*Set problem*
Pull each line containing "Model" out of the data and copy it.

*Entries shown*
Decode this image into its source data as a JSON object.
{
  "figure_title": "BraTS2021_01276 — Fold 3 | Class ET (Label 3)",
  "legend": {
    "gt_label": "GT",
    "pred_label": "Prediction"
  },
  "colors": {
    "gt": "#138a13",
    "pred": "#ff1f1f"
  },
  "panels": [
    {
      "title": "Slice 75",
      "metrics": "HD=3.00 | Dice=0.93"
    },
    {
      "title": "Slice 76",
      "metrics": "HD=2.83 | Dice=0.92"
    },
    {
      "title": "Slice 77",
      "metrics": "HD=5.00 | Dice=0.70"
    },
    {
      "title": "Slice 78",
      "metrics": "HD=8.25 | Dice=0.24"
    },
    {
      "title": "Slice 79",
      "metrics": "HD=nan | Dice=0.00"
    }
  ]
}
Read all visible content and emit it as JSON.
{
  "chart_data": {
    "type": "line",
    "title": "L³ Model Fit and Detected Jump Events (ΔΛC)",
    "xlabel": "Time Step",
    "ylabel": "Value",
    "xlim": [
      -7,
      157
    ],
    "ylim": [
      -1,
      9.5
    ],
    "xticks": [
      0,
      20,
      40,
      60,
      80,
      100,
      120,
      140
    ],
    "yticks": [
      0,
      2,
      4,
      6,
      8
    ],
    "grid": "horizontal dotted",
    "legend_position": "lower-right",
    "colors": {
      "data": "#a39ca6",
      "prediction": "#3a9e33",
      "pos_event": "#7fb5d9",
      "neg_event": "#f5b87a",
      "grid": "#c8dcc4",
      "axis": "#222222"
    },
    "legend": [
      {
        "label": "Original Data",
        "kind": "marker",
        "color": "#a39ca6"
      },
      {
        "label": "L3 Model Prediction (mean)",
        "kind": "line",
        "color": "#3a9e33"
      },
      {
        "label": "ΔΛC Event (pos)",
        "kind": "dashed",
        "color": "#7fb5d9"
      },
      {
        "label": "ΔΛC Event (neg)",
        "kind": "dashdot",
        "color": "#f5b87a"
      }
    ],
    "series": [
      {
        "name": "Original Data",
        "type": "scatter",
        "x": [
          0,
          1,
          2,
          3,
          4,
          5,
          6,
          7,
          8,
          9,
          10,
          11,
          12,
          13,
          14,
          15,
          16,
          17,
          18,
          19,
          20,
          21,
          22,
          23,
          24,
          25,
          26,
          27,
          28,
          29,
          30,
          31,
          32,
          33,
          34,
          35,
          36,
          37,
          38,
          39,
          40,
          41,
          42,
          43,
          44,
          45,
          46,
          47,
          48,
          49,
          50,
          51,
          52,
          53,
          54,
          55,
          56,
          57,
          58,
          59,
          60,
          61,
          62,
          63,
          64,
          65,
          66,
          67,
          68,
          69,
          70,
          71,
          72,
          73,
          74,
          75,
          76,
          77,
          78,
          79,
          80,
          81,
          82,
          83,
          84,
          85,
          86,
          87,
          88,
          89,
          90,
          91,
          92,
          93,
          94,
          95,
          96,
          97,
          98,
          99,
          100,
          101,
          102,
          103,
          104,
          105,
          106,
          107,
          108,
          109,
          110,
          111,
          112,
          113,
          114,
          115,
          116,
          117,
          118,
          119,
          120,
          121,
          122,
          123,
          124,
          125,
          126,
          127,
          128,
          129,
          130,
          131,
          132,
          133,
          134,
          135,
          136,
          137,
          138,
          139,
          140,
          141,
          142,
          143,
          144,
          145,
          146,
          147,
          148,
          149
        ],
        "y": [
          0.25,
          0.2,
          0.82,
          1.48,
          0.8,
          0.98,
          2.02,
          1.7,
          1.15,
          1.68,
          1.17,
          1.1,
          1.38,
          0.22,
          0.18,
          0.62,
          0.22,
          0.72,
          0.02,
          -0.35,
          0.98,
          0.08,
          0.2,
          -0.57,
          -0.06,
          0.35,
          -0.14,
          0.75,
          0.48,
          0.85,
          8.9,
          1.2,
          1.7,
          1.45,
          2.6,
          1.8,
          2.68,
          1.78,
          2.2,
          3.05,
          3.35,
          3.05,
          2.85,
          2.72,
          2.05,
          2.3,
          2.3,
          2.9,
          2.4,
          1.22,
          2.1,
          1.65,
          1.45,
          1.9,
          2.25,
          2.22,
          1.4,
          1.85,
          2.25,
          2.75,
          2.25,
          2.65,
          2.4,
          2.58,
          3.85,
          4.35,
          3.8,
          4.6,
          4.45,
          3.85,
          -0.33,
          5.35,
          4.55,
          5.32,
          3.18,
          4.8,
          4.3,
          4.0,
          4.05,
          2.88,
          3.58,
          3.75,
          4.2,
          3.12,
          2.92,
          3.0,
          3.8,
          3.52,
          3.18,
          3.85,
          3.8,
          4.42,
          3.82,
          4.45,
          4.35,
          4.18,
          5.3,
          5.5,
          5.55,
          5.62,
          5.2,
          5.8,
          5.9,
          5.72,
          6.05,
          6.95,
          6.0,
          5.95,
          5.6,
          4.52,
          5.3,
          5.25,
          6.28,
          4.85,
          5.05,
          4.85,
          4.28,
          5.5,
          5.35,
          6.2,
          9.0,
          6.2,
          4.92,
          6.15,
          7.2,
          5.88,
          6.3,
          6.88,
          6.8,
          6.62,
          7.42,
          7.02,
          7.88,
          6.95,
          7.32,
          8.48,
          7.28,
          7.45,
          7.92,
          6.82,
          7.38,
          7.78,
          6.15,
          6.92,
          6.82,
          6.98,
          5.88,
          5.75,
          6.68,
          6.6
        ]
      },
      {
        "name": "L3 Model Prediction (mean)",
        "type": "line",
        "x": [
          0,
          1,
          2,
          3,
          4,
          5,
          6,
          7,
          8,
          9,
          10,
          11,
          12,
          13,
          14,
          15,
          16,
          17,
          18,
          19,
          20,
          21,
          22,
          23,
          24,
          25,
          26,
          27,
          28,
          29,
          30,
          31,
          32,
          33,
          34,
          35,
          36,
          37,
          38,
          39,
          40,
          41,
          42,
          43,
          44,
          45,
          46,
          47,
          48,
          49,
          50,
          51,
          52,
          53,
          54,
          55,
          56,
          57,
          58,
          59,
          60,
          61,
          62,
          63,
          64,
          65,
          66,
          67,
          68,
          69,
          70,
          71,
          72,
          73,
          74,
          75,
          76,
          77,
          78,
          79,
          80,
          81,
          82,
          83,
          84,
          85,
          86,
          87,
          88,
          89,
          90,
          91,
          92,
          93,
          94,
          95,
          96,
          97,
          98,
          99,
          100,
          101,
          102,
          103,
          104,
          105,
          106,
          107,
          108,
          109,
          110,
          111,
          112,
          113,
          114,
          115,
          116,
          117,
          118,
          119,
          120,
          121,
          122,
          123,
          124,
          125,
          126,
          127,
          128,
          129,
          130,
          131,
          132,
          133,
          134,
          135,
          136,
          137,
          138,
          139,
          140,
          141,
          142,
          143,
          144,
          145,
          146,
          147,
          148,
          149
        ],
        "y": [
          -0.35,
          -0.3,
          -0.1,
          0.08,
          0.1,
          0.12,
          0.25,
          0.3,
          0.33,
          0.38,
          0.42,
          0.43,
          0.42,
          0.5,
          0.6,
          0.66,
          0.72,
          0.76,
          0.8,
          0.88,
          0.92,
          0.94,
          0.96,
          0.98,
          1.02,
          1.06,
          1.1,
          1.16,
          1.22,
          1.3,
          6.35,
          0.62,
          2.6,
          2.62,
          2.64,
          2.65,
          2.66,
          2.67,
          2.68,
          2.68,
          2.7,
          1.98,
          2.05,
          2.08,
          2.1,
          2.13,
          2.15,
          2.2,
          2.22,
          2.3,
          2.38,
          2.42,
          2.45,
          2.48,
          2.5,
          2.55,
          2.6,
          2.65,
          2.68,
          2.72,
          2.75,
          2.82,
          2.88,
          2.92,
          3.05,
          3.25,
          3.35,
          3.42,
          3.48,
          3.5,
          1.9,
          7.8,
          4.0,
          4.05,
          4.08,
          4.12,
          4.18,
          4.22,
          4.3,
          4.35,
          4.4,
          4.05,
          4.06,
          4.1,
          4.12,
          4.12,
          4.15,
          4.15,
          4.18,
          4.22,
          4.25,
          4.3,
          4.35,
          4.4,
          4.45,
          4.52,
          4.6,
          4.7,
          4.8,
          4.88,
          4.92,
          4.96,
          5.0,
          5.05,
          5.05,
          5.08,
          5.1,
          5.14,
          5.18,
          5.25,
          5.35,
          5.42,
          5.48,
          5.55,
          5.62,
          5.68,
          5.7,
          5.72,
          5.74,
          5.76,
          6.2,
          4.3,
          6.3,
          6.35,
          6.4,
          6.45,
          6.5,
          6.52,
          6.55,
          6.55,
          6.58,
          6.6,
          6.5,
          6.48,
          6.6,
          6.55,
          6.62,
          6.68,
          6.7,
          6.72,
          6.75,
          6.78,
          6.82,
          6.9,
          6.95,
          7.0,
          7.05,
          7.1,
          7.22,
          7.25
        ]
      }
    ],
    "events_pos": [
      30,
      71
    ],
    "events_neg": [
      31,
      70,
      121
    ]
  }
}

*Reply*
    "title": "L³ Model Fit and Detected Jump Events (ΔΛC)",
        "label": "L3 Model Prediction (mean)",
        "name": "L3 Model Prediction (mean)",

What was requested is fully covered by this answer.